▶ **RAW DATA**:
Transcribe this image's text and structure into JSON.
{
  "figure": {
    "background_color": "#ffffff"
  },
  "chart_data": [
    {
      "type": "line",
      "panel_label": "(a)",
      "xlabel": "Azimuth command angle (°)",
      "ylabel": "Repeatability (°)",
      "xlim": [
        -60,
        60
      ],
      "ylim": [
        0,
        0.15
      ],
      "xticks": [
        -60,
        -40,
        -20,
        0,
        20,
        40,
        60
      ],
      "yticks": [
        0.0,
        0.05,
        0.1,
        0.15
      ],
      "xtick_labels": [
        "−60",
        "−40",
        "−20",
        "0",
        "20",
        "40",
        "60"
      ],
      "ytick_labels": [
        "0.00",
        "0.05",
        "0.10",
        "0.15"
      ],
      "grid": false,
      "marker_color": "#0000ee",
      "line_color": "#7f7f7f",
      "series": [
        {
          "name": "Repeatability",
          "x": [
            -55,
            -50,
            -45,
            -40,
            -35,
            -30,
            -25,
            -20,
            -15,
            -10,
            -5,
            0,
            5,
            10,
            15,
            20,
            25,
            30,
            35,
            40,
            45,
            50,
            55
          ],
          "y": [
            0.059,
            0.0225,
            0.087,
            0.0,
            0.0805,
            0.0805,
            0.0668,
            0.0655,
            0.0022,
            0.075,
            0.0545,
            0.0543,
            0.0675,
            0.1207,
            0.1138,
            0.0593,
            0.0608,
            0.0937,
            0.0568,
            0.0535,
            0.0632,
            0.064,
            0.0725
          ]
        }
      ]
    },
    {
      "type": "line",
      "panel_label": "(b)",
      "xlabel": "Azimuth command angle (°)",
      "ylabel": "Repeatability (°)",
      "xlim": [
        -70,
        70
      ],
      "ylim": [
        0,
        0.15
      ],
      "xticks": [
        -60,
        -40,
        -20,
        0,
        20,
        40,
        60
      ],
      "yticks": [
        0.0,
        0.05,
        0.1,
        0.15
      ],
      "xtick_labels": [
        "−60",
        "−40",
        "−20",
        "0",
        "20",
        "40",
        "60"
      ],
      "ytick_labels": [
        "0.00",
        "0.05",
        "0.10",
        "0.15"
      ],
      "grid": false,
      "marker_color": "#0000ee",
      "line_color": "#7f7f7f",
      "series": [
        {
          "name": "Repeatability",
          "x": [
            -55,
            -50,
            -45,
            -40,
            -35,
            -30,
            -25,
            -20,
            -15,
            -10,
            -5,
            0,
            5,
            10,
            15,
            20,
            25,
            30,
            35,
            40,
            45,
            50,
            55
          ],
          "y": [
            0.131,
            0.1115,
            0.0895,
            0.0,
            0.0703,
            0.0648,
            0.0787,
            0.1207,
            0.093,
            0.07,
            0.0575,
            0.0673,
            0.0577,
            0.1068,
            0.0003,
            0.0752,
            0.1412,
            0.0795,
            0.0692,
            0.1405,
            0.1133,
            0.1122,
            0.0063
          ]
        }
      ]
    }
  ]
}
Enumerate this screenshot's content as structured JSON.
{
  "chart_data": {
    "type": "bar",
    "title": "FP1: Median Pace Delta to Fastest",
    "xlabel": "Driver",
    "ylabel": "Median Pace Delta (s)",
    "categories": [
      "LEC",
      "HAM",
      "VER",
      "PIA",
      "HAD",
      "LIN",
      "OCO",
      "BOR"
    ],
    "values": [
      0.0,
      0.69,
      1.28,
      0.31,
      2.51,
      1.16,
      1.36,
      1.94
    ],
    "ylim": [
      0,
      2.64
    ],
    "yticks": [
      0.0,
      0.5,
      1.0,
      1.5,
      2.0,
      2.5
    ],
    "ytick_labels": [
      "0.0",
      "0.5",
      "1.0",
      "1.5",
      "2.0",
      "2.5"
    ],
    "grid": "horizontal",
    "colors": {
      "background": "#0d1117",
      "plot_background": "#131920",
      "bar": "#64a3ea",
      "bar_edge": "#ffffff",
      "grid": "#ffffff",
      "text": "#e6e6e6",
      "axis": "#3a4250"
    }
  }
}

▶ **GIVEN REQUEST**: Print the material verbatim, all of it.

▶ **TASK RESULT**:
Transcribe this image's text and structure into JSON.
{
  "figure": {
    "background_color": "#ffffff"
  },
  "chart_data": [
    {
      "type": "line",
      "panel_label": "(a)",
      "xlabel": "Azimuth command angle (°)",
      "ylabel": "Repeatability (°)",
      "xlim": [
        -60,
        60
      ],
      "ylim": [
        0,
        0.15
      ],
      "xticks": [
        -60,
        -40,
        -20,
        0,
        20,
        40,
        60
      ],
      "yticks": [
        0.0,
        0.05,
        0.1,
        0.15
      ],
      "xtick_labels": [
        "−60",
        "−40",
        "−20",
        "0",
        "20",
        "40",
        "60"
      ],
      "ytick_labels": [
        "0.00",
        "0.05",
        "0.10",
        "0.15"
      ],
      "grid": false,
      "marker_color": "#0000ee",
      "line_color": "#7f7f7f",
      "series": [
        {
          "name": "Repeatability",
          "x": [
            -55,
            -50,
            -45,
            -40,
            -35,
            -30,
            -25,
            -20,
            -15,
            -10,
            -5,
            0,
            5,
            10,
            15,
            20,
            25,
            30,
            35,
            40,
            45,
            50,
            55
          ],
          "y": [
            0.059,
            0.0225,
            0.087,
            0.0,
            0.0805,
            0.0805,
            0.0668,
            0.0655,
            0.0022,
            0.075,
            0.0545,
            0.0543,
            0.0675,
            0.1207,
            0.1138,
            0.0593,
            0.0608,
            0.0937,
            0.0568,
            0.0535,
            0.0632,
            0.064,
            0.0725
          ]
        }
      ]
    },
    {
      "type": "line",
      "panel_label": "(b)",
      "xlabel": "Azimuth command angle (°)",
      "ylabel": "Repeatability (°)",
      "xlim": [
        -70,
        70
      ],
      "ylim": [
        0,
        0.15
      ],
      "xticks": [
        -60,
        -40,
        -20,
        0,
        20,
        40,
        60
      ],
      "yticks": [
        0.0,
        0.05,
        0.1,
        0.15
      ],
      "xtick_labels": [
        "−60",
        "−40",
        "−20",
        "0",
        "20",
        "40",
        "60"
      ],
      "ytick_labels": [
        "0.00",
        "0.05",
        "0.10",
        "0.15"
      ],
      "grid": false,
      "marker_color": "#0000ee",
      "line_color": "#7f7f7f",
      "series": [
        {
          "name": "Repeatability",
          "x": [
            -55,
            -50,
            -45,
            -40,
            -35,
            -30,
            -25,
            -20,
            -15,
            -10,
            -5,
            0,
            5,
            10,
            15,
            20,
            25,
            30,
            35,
            40,
            45,
            50,
            55
          ],
          "y": [
            0.131,
            0.1115,
            0.0895,
            0.0,
            0.0703,
            0.0648,
            0.0787,
            0.1207,
            0.093,
            0.07,
            0.0575,
            0.0673,
            0.0577,
            0.1068,
            0.0003,
            0.0752,
            0.1412,
            0.0795,
            0.0692,
            0.1405,
            0.1133,
            0.1122,
            0.0063
          ]
        }
      ]
    }
  ]
}
Enumerate this screenshot's content as structured JSON.
{
  "chart_data": {
    "type": "bar",
    "title": "FP1: Median Pace Delta to Fastest",
    "xlabel": "Driver",
    "ylabel": "Median Pace Delta (s)",
    "categories": [
      "LEC",
      "HAM",
      "VER",
      "PIA",
      "HAD",
      "LIN",
      "OCO",
      "BOR"
    ],
    "values": [
      0.0,
      0.69,
      1.28,
      0.31,
      2.51,
      1.16,
      1.36,
      1.94
    ],
    "ylim": [
      0,
      2.64
    ],
    "yticks": [
      0.0,
      0.5,
      1.0,
      1.5,
      2.0,
      2.5
    ],
    "ytick_labels": [
      "0.0",
      "0.5",
      "1.0",
      "1.5",
      "2.0",
      "2.5"
    ],
    "grid": "horizontal",
    "colors": {
      "background": "#0d1117",
      "plot_background": "#131920",
      "bar": "#64a3ea",
      "bar_edge": "#ffffff",
      "grid": "#ffffff",
      "text": "#e6e6e6",
      "axis": "#3a4250"
    }
  }
}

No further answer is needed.